What the task asks: Extract the full listing verbatim and drop any pictures from your copy.

━━━

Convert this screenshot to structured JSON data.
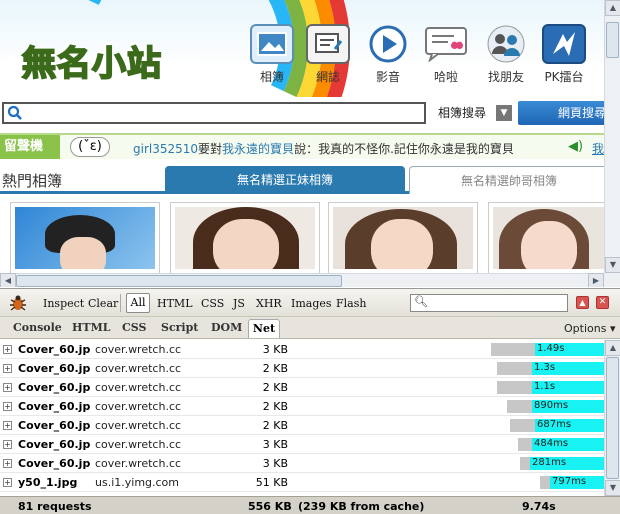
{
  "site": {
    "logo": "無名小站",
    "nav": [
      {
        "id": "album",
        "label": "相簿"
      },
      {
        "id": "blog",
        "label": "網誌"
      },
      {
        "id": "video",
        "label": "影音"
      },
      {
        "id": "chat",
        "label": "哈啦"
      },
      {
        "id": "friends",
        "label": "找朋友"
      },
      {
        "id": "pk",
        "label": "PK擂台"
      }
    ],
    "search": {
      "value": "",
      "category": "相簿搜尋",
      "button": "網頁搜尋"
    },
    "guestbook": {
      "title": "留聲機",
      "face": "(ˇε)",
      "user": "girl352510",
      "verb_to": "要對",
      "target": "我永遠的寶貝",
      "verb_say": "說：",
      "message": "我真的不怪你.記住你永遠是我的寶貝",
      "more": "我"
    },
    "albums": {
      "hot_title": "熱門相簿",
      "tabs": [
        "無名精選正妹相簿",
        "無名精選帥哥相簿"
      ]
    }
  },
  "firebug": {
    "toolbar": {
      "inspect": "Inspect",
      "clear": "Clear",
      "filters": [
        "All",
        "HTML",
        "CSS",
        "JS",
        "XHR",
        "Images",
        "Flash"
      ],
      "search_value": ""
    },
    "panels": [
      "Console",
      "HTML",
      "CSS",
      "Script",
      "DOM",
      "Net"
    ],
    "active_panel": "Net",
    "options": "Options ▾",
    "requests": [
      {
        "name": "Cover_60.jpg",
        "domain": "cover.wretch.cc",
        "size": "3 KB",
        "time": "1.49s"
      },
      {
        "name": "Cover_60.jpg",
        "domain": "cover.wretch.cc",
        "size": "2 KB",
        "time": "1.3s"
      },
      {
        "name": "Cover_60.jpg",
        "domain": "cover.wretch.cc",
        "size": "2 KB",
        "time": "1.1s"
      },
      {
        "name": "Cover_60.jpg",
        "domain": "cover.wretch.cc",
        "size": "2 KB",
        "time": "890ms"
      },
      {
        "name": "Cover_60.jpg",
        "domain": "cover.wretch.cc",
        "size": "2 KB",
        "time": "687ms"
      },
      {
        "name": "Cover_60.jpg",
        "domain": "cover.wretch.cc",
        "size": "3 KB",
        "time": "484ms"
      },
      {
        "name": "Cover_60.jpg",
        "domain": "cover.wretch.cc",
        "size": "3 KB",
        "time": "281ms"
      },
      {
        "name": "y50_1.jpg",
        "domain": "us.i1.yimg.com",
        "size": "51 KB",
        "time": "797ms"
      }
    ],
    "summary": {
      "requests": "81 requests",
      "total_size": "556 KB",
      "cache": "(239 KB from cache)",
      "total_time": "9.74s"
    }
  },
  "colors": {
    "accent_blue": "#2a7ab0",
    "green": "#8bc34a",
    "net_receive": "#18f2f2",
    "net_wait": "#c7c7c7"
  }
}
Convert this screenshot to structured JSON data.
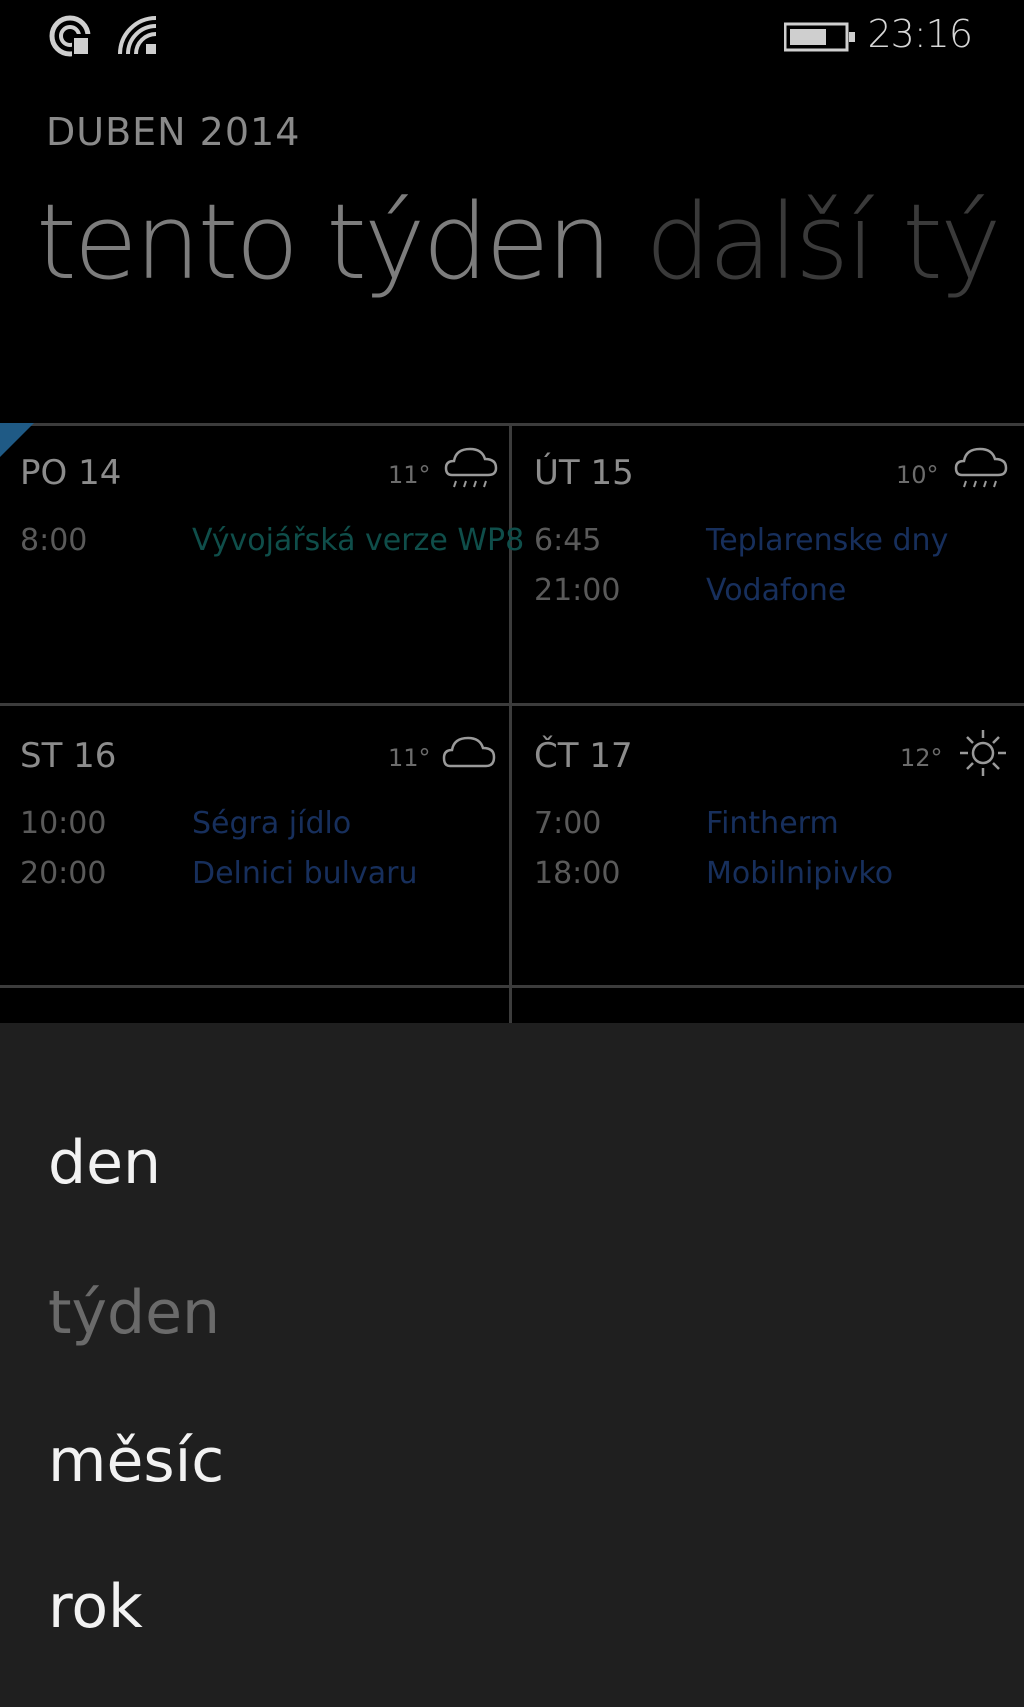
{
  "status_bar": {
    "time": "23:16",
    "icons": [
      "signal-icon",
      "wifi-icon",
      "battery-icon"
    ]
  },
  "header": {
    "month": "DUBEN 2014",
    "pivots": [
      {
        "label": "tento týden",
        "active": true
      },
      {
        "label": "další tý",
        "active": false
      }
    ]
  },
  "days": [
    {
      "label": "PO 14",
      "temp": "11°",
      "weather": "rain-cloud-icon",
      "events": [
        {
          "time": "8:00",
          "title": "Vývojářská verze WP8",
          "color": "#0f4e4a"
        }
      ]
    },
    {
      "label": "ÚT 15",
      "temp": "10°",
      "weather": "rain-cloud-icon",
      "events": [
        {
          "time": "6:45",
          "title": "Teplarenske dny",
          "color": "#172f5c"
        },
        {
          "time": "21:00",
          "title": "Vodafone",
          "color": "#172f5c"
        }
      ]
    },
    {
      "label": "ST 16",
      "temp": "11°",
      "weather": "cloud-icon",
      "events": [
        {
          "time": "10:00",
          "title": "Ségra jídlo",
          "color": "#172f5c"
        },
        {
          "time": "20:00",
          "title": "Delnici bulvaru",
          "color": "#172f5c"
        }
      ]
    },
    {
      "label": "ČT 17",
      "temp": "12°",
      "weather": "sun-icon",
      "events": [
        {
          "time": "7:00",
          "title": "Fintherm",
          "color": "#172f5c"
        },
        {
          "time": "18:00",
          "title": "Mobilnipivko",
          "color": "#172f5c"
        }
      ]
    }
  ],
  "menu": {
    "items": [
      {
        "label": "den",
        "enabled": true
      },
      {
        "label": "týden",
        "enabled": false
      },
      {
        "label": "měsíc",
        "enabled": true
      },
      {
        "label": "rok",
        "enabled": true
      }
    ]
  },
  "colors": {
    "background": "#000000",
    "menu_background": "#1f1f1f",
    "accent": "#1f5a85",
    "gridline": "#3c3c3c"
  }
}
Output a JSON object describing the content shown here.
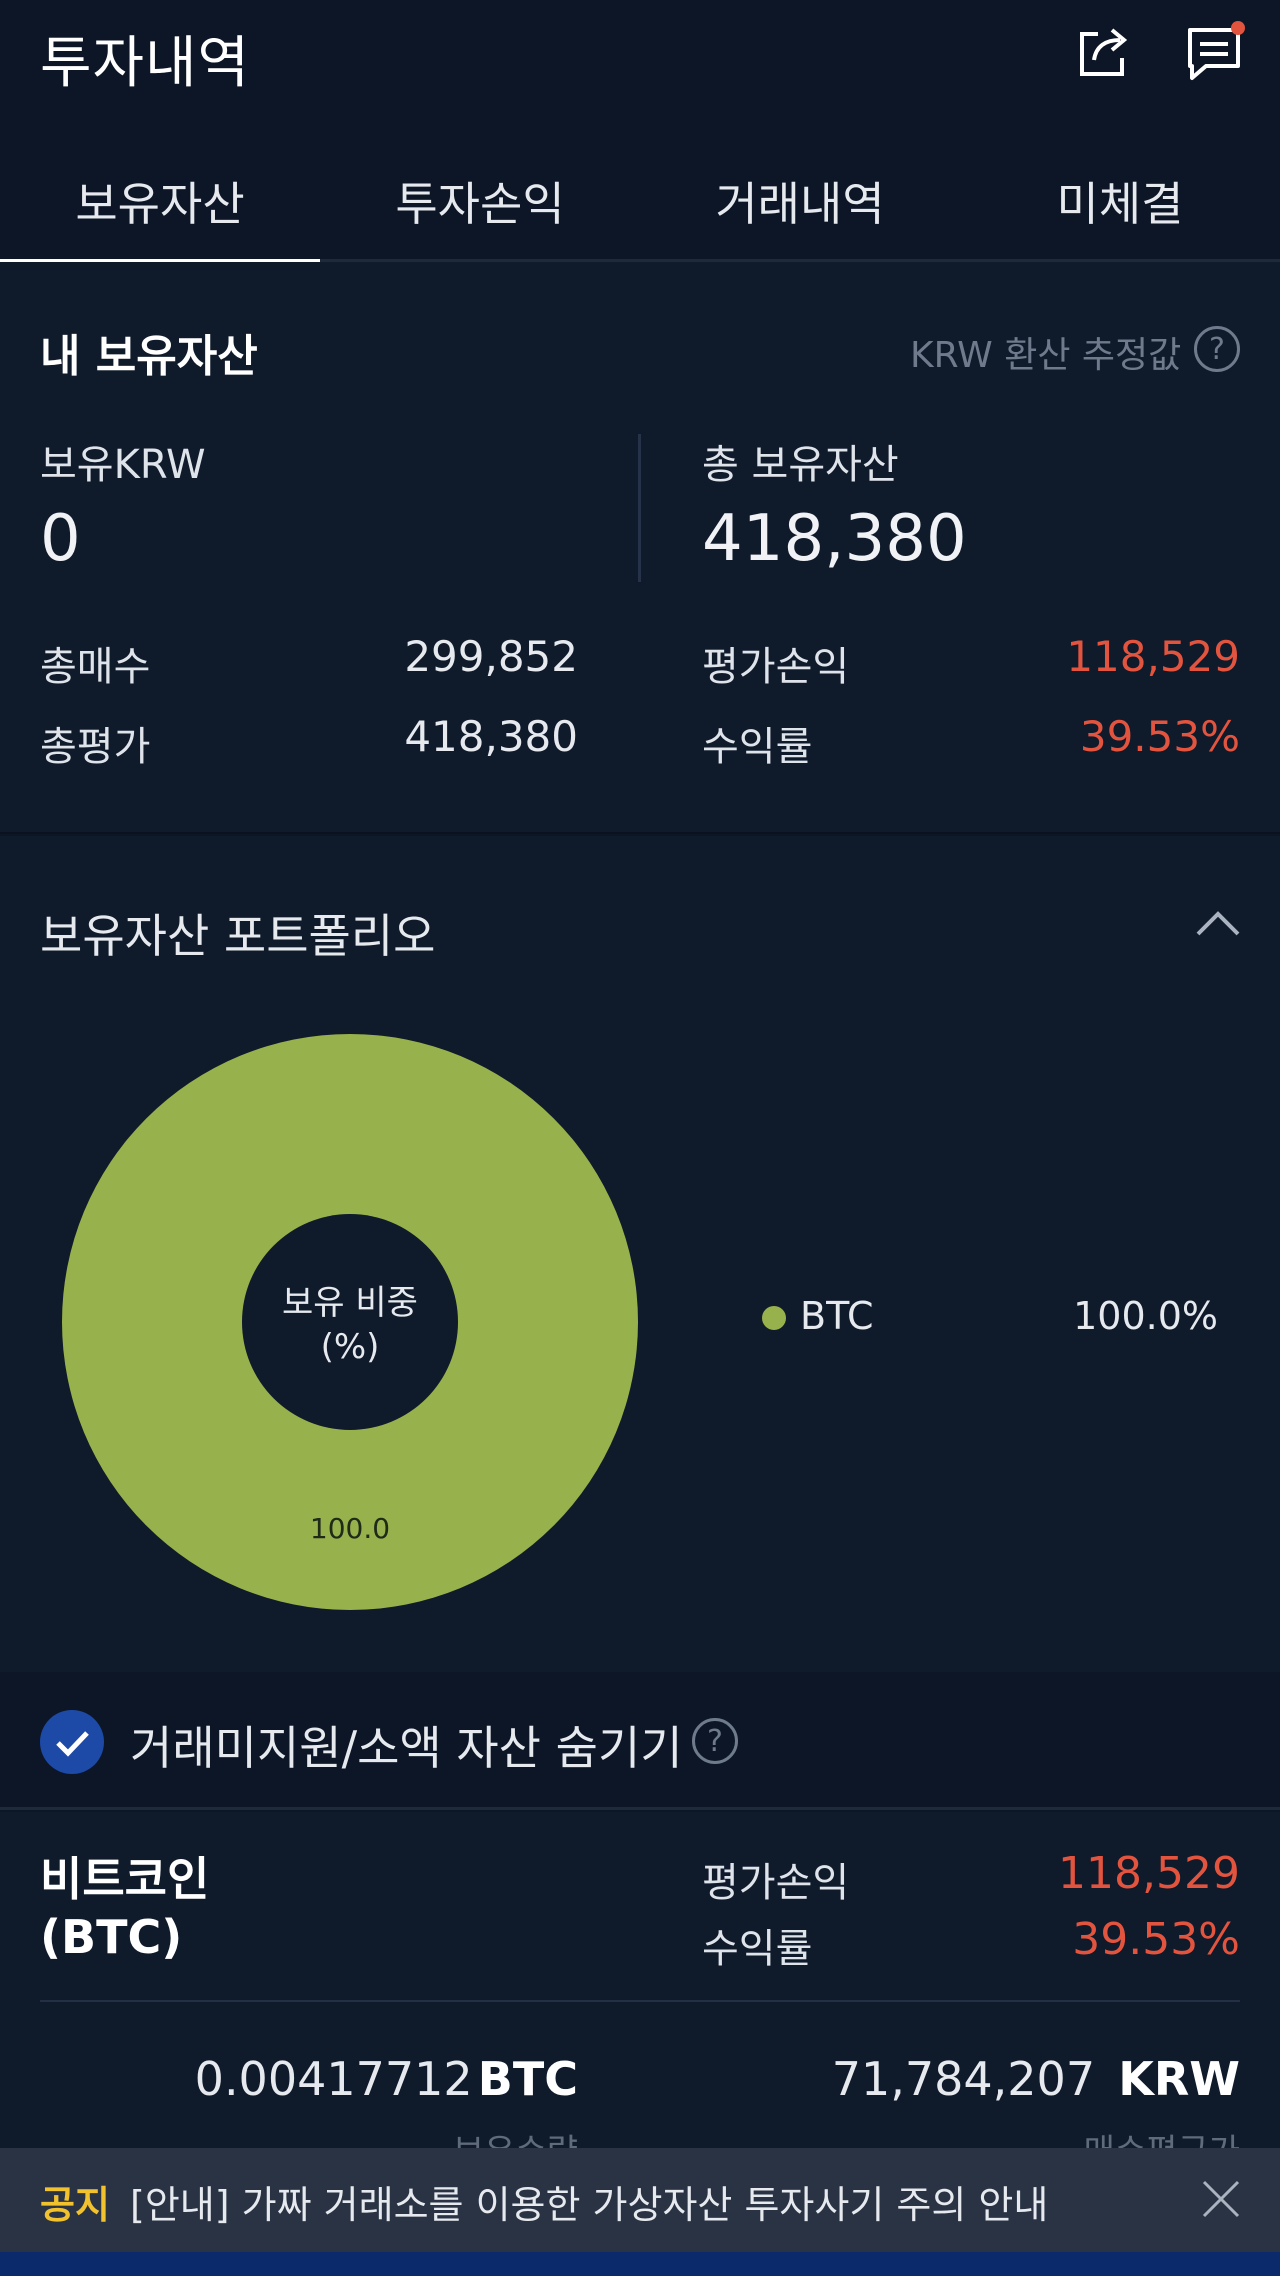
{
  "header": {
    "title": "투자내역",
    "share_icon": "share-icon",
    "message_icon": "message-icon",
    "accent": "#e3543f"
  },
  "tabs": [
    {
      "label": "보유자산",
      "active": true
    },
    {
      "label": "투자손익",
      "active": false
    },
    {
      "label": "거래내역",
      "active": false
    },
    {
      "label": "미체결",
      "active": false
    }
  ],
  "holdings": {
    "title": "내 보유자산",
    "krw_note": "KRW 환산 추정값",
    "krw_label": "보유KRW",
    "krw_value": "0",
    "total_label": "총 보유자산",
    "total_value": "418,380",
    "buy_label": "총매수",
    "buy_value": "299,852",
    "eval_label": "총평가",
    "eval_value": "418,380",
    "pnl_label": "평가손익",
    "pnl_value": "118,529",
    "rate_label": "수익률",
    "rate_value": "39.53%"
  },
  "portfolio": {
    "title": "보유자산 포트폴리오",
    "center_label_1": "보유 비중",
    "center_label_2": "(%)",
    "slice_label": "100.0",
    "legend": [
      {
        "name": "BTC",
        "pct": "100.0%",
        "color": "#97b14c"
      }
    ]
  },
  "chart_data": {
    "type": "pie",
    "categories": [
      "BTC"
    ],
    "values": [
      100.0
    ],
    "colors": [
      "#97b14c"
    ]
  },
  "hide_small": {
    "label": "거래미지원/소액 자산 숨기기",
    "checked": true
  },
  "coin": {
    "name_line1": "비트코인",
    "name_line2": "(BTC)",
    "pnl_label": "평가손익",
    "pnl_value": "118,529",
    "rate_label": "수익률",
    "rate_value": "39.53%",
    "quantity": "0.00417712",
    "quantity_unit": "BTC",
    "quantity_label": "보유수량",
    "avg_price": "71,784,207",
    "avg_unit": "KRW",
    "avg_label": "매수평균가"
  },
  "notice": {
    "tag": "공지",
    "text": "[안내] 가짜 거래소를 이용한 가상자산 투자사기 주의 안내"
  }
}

━━━

Correct result:
Convert this screenshot to structured JSON data.
{
  "site": {
    "logo": "無名小站",
    "nav": [
      {
        "id": "album",
        "label": "相簿"
      },
      {
        "id": "blog",
        "label": "網誌"
      },
      {
        "id": "video",
        "label": "影音"
      },
      {
        "id": "chat",
        "label": "哈啦"
      },
      {
        "id": "friends",
        "label": "找朋友"
      },
      {
        "id": "pk",
        "label": "PK擂台"
      }
    ],
    "search": {
      "value": "",
      "category": "相簿搜尋",
      "button": "網頁搜尋"
    },
    "guestbook": {
      "title": "留聲機",
      "face": "(ˇε)",
      "user": "girl352510",
      "verb_to": "要對",
      "target": "我永遠的寶貝",
      "verb_say": "說：",
      "message": "我真的不怪你.記住你永遠是我的寶貝",
      "more": "我"
    },
    "albums": {
      "hot_title": "熱門相簿",
      "tabs": [
        "無名精選正妹相簿",
        "無名精選帥哥相簿"
      ]
    }
  },
  "firebug": {
    "toolbar": {
      "inspect": "Inspect",
      "clear": "Clear",
      "filters": [
        "All",
        "HTML",
        "CSS",
        "JS",
        "XHR",
        "Images",
        "Flash"
      ],
      "search_value": ""
    },
    "panels": [
      "Console",
      "HTML",
      "CSS",
      "Script",
      "DOM",
      "Net"
    ],
    "active_panel": "Net",
    "options": "Options ▾",
    "requests": [
      {
        "name": "Cover_60.jpg",
        "domain": "cover.wretch.cc",
        "size": "3 KB",
        "time": "1.49s"
      },
      {
        "name": "Cover_60.jpg",
        "domain": "cover.wretch.cc",
        "size": "2 KB",
        "time": "1.3s"
      },
      {
        "name": "Cover_60.jpg",
        "domain": "cover.wretch.cc",
        "size": "2 KB",
        "time": "1.1s"
      },
      {
        "name": "Cover_60.jpg",
        "domain": "cover.wretch.cc",
        "size": "2 KB",
        "time": "890ms"
      },
      {
        "name": "Cover_60.jpg",
        "domain": "cover.wretch.cc",
        "size": "2 KB",
        "time": "687ms"
      },
      {
        "name": "Cover_60.jpg",
        "domain": "cover.wretch.cc",
        "size": "3 KB",
        "time": "484ms"
      },
      {
        "name": "Cover_60.jpg",
        "domain": "cover.wretch.cc",
        "size": "3 KB",
        "time": "281ms"
      },
      {
        "name": "y50_1.jpg",
        "domain": "us.i1.yimg.com",
        "size": "51 KB",
        "time": "797ms"
      }
    ],
    "summary": {
      "requests": "81 requests",
      "total_size": "556 KB",
      "cache": "(239 KB from cache)",
      "total_time": "9.74s"
    }
  },
  "colors": {
    "accent_blue": "#2a7ab0",
    "green": "#8bc34a",
    "net_receive": "#18f2f2",
    "net_wait": "#c7c7c7"
  }
}
Convert this screenshot to structured JSON data.
{
  "status_bar": {
    "time": "23:16",
    "icons": [
      "signal-icon",
      "wifi-icon",
      "battery-icon"
    ]
  },
  "header": {
    "month": "DUBEN 2014",
    "pivots": [
      {
        "label": "tento týden",
        "active": true
      },
      {
        "label": "další tý",
        "active": false
      }
    ]
  },
  "days": [
    {
      "label": "PO 14",
      "temp": "11°",
      "weather": "rain-cloud-icon",
      "events": [
        {
          "time": "8:00",
          "title": "Vývojářská verze WP8",
          "color": "#0f4e4a"
        }
      ]
    },
    {
      "label": "ÚT 15",
      "temp": "10°",
      "weather": "rain-cloud-icon",
      "events": [
        {
          "time": "6:45",
          "title": "Teplarenske dny",
          "color": "#172f5c"
        },
        {
          "time": "21:00",
          "title": "Vodafone",
          "color": "#172f5c"
        }
      ]
    },
    {
      "label": "ST 16",
      "temp": "11°",
      "weather": "cloud-icon",
      "events": [
        {
          "time": "10:00",
          "title": "Ségra jídlo",
          "color": "#172f5c"
        },
        {
          "time": "20:00",
          "title": "Delnici bulvaru",
          "color": "#172f5c"
        }
      ]
    },
    {
      "label": "ČT 17",
      "temp": "12°",
      "weather": "sun-icon",
      "events": [
        {
          "time": "7:00",
          "title": "Fintherm",
          "color": "#172f5c"
        },
        {
          "time": "18:00",
          "title": "Mobilnipivko",
          "color": "#172f5c"
        }
      ]
    }
  ],
  "menu": {
    "items": [
      {
        "label": "den",
        "enabled": true
      },
      {
        "label": "týden",
        "enabled": false
      },
      {
        "label": "měsíc",
        "enabled": true
      },
      {
        "label": "rok",
        "enabled": true
      }
    ]
  },
  "colors": {
    "background": "#000000",
    "menu_background": "#1f1f1f",
    "accent": "#1f5a85",
    "gridline": "#3c3c3c"
  }
}
Output a JSON object describing the content shown here.
{
  "header": {
    "title": "투자내역",
    "share_icon": "share-icon",
    "message_icon": "message-icon",
    "accent": "#e3543f"
  },
  "tabs": [
    {
      "label": "보유자산",
      "active": true
    },
    {
      "label": "투자손익",
      "active": false
    },
    {
      "label": "거래내역",
      "active": false
    },
    {
      "label": "미체결",
      "active": false
    }
  ],
  "holdings": {
    "title": "내 보유자산",
    "krw_note": "KRW 환산 추정값",
    "krw_label": "보유KRW",
    "krw_value": "0",
    "total_label": "총 보유자산",
    "total_value": "418,380",
    "buy_label": "총매수",
    "buy_value": "299,852",
    "eval_label": "총평가",
    "eval_value": "418,380",
    "pnl_label": "평가손익",
    "pnl_value": "118,529",
    "rate_label": "수익률",
    "rate_value": "39.53%"
  },
  "portfolio": {
    "title": "보유자산 포트폴리오",
    "center_label_1": "보유 비중",
    "center_label_2": "(%)",
    "slice_label": "100.0",
    "legend": [
      {
        "name": "BTC",
        "pct": "100.0%",
        "color": "#97b14c"
      }
    ]
  },
  "chart_data": {
    "type": "pie",
    "categories": [
      "BTC"
    ],
    "values": [
      100.0
    ],
    "colors": [
      "#97b14c"
    ]
  },
  "hide_small": {
    "label": "거래미지원/소액 자산 숨기기",
    "checked": true
  },
  "coin": {
    "name_line1": "비트코인",
    "name_line2": "(BTC)",
    "pnl_label": "평가손익",
    "pnl_value": "118,529",
    "rate_label": "수익률",
    "rate_value": "39.53%",
    "quantity": "0.00417712",
    "quantity_unit": "BTC",
    "quantity_label": "보유수량",
    "avg_price": "71,784,207",
    "avg_unit": "KRW",
    "avg_label": "매수평균가"
  },
  "notice": {
    "tag": "공지",
    "text": "[안내] 가짜 거래소를 이용한 가상자산 투자사기 주의 안내"
  }
}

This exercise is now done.